STATED GOAL:
Every line that contains the word "String" should be copied out.

Dataset items:
>>>>
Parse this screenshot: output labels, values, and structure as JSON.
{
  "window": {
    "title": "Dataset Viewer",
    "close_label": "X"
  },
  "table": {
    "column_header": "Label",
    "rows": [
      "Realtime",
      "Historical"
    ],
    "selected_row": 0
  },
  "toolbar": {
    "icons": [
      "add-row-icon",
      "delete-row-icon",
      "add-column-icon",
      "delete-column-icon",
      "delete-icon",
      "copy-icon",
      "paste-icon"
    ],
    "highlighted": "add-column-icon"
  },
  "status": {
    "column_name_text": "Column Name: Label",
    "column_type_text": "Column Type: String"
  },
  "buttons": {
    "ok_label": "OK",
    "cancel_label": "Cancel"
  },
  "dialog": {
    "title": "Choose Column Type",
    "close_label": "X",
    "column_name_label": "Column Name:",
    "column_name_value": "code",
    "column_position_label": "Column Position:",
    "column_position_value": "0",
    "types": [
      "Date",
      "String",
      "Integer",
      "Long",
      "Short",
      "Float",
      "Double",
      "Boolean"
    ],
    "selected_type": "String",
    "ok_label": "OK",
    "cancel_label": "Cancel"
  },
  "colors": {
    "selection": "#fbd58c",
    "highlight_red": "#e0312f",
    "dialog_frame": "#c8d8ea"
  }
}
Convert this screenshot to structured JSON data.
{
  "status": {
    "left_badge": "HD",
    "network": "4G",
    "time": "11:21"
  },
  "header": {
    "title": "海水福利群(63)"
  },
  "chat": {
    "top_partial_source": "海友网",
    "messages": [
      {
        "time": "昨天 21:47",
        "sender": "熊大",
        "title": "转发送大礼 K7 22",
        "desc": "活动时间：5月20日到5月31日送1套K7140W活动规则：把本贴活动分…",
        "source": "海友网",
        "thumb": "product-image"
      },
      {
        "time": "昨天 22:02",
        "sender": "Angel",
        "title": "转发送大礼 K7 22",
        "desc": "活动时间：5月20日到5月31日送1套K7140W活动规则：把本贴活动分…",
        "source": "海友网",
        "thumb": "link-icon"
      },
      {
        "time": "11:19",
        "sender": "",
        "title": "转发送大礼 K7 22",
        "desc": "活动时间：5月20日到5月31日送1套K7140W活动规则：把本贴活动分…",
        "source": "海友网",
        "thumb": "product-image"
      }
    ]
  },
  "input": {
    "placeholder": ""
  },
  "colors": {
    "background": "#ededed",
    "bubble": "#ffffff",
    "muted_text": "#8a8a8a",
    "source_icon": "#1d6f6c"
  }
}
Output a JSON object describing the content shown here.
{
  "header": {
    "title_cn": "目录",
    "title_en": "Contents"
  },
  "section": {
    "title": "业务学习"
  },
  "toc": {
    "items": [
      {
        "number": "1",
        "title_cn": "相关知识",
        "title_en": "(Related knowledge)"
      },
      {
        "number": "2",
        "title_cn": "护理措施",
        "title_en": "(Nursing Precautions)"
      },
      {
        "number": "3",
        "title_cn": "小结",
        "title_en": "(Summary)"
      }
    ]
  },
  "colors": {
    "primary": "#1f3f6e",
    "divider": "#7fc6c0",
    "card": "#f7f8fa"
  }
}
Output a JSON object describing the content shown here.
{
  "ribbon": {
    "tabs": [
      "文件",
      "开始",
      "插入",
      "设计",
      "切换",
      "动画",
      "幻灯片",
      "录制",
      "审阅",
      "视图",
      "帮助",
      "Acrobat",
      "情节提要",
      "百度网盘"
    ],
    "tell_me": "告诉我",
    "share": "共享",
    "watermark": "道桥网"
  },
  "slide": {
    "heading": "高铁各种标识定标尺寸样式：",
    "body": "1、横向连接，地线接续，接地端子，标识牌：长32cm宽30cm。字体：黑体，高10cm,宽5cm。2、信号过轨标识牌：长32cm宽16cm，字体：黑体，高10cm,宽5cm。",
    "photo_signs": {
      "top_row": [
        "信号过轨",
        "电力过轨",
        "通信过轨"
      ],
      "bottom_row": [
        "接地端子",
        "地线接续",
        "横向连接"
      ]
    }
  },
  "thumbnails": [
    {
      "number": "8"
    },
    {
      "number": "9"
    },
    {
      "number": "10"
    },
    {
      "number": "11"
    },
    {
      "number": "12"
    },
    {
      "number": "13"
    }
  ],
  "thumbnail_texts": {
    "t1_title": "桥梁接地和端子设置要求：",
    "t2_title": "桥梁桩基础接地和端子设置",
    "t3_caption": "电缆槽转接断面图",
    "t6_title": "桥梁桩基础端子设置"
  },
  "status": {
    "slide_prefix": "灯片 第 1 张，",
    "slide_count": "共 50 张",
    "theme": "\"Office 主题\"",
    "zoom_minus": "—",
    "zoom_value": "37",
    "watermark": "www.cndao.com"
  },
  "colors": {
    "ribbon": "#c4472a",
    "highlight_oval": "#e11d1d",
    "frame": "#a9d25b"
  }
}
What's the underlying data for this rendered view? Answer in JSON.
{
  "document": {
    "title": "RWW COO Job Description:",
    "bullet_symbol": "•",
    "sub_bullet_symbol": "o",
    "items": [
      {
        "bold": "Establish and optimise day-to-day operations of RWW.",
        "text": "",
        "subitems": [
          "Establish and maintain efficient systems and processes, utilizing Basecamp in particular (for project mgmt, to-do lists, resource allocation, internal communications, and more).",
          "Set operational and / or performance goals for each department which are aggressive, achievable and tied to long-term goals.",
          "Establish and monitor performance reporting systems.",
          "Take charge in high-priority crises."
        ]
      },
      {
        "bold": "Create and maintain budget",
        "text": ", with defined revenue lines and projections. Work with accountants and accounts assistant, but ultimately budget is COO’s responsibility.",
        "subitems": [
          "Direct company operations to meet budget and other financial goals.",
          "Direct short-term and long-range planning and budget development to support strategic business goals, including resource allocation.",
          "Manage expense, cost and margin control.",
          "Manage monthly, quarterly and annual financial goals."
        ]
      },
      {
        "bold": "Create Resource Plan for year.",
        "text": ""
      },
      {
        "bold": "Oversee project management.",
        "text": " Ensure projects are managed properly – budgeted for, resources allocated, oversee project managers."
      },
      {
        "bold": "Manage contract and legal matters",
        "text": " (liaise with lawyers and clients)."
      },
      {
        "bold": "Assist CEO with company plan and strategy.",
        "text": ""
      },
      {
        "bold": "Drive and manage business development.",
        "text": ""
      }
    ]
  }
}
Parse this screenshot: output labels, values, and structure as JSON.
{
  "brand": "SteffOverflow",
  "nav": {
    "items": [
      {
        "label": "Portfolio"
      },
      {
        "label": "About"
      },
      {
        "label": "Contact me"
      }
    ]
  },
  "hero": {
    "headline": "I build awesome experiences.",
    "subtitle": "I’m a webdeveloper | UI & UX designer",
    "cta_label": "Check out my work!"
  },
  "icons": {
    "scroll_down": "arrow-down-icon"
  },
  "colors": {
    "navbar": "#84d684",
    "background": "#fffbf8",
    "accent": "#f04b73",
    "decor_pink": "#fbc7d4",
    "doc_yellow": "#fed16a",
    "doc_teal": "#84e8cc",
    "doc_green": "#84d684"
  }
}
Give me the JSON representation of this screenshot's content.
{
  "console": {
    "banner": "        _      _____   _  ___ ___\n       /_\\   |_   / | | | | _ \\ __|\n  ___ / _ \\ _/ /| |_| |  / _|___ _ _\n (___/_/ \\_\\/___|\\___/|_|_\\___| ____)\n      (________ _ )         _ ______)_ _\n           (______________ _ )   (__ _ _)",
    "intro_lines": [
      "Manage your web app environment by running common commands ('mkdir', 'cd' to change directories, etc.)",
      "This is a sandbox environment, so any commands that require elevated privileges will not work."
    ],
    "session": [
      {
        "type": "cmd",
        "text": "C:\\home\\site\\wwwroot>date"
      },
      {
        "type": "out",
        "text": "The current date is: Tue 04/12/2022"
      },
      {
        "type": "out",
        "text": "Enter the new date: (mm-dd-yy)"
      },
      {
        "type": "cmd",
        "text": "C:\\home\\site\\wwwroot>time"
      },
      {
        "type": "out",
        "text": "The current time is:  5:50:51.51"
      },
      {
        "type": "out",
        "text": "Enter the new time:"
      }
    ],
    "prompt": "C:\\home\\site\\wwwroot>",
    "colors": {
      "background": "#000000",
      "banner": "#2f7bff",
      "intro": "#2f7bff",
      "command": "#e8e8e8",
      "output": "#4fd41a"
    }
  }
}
<<<<
EXPECTED ANSWER:
    "column_type_text": "Column Type: String"
      "String",
    "selected_type": "String",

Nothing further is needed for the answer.